#### [REQUIREMENTS]
Repeat word for word the entries from the first line through the line with "detail-value: L1D-20c — [263, 228, 298, 238]", and include that line.

[Data listing]
--- BEGIN ---

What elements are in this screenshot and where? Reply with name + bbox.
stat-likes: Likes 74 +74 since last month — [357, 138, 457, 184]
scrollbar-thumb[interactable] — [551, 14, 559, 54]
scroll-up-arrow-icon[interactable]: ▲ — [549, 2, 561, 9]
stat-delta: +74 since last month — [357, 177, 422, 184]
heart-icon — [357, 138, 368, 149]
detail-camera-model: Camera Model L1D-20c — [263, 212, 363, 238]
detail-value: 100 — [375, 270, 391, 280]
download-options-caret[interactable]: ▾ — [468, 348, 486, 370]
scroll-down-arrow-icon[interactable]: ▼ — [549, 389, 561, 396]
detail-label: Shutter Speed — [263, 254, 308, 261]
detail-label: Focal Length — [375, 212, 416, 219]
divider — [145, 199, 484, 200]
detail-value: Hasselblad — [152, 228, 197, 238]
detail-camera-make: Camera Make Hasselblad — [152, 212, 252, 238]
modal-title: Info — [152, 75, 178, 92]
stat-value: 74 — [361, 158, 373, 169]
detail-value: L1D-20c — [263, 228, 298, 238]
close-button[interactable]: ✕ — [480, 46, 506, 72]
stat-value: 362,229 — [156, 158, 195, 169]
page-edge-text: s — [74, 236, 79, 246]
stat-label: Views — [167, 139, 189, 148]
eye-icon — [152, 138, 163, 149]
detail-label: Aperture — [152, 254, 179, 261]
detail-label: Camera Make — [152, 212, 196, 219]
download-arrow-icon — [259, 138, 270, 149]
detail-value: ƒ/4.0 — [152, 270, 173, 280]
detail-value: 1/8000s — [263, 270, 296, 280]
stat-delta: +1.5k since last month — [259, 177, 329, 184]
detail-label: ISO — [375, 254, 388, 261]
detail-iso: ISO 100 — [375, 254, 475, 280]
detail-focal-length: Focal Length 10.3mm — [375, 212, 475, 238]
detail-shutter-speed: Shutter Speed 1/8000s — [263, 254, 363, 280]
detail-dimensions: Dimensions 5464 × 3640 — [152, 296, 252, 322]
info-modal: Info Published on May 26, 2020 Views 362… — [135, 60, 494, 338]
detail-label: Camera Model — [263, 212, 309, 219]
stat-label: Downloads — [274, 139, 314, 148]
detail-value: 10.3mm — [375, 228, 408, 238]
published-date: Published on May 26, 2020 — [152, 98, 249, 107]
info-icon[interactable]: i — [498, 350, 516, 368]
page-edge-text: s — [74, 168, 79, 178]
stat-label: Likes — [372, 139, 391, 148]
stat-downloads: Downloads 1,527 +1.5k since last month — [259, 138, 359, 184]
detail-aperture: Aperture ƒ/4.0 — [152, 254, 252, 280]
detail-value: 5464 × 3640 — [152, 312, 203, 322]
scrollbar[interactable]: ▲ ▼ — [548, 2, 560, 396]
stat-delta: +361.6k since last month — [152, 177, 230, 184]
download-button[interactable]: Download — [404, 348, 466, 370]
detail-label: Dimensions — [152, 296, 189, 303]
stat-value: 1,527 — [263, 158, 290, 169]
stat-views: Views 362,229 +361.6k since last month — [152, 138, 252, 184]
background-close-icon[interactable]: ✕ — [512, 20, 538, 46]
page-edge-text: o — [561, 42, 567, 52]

--- END ---

#### [TASK RESPONSE]
What elements are in this screenshot and where? Reply with name + bbox.
stat-likes: Likes 74 +74 since last month — [357, 138, 457, 184]
scrollbar-thumb[interactable] — [551, 14, 559, 54]
scroll-up-arrow-icon[interactable]: ▲ — [549, 2, 561, 9]
stat-delta: +74 since last month — [357, 177, 422, 184]
heart-icon — [357, 138, 368, 149]
detail-camera-model: Camera Model L1D-20c — [263, 212, 363, 238]
detail-value: 100 — [375, 270, 391, 280]
download-options-caret[interactable]: ▾ — [468, 348, 486, 370]
scroll-down-arrow-icon[interactable]: ▼ — [549, 389, 561, 396]
detail-label: Shutter Speed — [263, 254, 308, 261]
detail-label: Focal Length — [375, 212, 416, 219]
divider — [145, 199, 484, 200]
detail-value: Hasselblad — [152, 228, 197, 238]
detail-camera-make: Camera Make Hasselblad — [152, 212, 252, 238]
modal-title: Info — [152, 75, 178, 92]
stat-value: 74 — [361, 158, 373, 169]
detail-value: L1D-20c — [263, 228, 298, 238]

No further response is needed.